* **What is asked**: Reproduce the material exactly, omitting nothing.
START Provided information
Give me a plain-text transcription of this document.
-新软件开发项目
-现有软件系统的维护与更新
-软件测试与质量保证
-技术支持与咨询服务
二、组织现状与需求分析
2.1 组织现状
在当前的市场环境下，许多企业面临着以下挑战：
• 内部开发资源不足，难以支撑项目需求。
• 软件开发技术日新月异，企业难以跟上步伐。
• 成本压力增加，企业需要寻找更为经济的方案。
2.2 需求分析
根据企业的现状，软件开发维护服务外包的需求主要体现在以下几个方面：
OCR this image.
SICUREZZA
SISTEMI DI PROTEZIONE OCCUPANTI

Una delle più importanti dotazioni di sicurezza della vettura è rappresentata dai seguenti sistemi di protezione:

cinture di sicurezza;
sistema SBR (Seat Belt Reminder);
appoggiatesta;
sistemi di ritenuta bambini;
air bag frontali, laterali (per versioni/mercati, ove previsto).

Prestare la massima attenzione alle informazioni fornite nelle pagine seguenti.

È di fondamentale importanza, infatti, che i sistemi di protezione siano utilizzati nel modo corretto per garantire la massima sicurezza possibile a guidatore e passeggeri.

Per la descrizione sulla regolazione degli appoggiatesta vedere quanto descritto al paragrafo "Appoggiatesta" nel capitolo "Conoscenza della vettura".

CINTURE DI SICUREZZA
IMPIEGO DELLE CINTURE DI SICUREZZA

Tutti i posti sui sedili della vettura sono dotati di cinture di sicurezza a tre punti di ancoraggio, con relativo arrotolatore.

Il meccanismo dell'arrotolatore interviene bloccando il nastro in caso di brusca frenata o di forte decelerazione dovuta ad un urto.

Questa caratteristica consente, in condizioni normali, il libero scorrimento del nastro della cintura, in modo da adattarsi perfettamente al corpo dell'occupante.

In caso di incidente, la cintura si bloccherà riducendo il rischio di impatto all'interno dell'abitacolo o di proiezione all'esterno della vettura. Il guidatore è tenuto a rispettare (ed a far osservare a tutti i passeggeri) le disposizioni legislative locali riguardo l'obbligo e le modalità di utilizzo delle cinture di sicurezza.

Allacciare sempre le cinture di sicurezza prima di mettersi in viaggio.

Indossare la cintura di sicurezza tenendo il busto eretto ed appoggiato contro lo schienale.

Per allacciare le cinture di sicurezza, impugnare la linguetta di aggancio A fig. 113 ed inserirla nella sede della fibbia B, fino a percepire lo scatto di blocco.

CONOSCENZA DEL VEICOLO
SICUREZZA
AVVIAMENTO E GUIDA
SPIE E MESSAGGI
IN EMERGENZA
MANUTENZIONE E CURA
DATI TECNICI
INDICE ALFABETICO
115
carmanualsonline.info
END Provided information
* **Response**:
Give me a plain-text transcription of this document.
-新软件开发项目
-现有软件系统的维护与更新
-软件测试与质量保证
-技术支持与咨询服务
二、组织现状与需求分析
2.1 组织现状
在当前的市场环境下，许多企业面临着以下挑战：
• 内部开发资源不足，难以支撑项目需求。
• 软件开发技术日新月异，企业难以跟上步伐。
• 成本压力增加，企业需要寻找更为经济的方案。
2.2 需求分析
根据企业的现状，软件开发维护服务外包的需求主要体现在以下几个方面：
OCR this image.
SICUREZZA
SISTEMI DI PROTEZIONE OCCUPANTI

Una delle più importanti dotazioni di sicurezza della vettura è rappresentata dai seguenti sistemi di protezione:

cinture di sicurezza;
sistema SBR (Seat Belt Reminder);
appoggiatesta;
sistemi di ritenuta bambini;
air bag frontali, laterali (per versioni/mercati, ove previsto).

Prestare la massima attenzione alle informazioni fornite nelle pagine seguenti.

È di fondamentale importanza, infatti, che i sistemi di protezione siano utilizzati nel modo corretto per garantire la massima sicurezza possibile a guidatore e passeggeri.

Per la descrizione sulla regolazione degli appoggiatesta vedere quanto descritto al paragrafo "Appoggiatesta" nel capitolo "Conoscenza della vettura".

CINTURE DI SICUREZZA
IMPIEGO DELLE CINTURE DI SICUREZZA

Tutti i posti sui sedili della vettura sono dotati di cinture di sicurezza a tre punti di ancoraggio, con relativo arrotolatore.

Il meccanismo dell'arrotolatore interviene bloccando il nastro in caso di brusca frenata o di forte decelerazione dovuta ad un urto.

Questa caratteristica consente, in condizioni normali, il libero scorrimento del nastro della cintura, in modo da adattarsi perfettamente al corpo dell'occupante.

In caso di incidente, la cintura si bloccherà riducendo il rischio di impatto all'interno dell'abitacolo o di proiezione all'esterno della vettura. Il guidatore è tenuto a rispettare (ed a far osservare a tutti i passeggeri) le disposizioni legislative locali riguardo l'obbligo e le modalità di utilizzo delle cinture di sicurezza.

Allacciare sempre le cinture di sicurezza prima di mettersi in viaggio.

Indossare la cintura di sicurezza tenendo il busto eretto ed appoggiato contro lo schienale.

Per allacciare le cinture di sicurezza, impugnare la linguetta di aggancio A fig. 113 ed inserirla nella sede della fibbia B, fino a percepire lo scatto di blocco.

CONOSCENZA DEL VEICOLO
SICUREZZA
AVVIAMENTO E GUIDA
SPIE E MESSAGGI
IN EMERGENZA
MANUTENZIONE E CURA
DATI TECNICI
INDICE ALFABETICO
115
carmanualsonline.info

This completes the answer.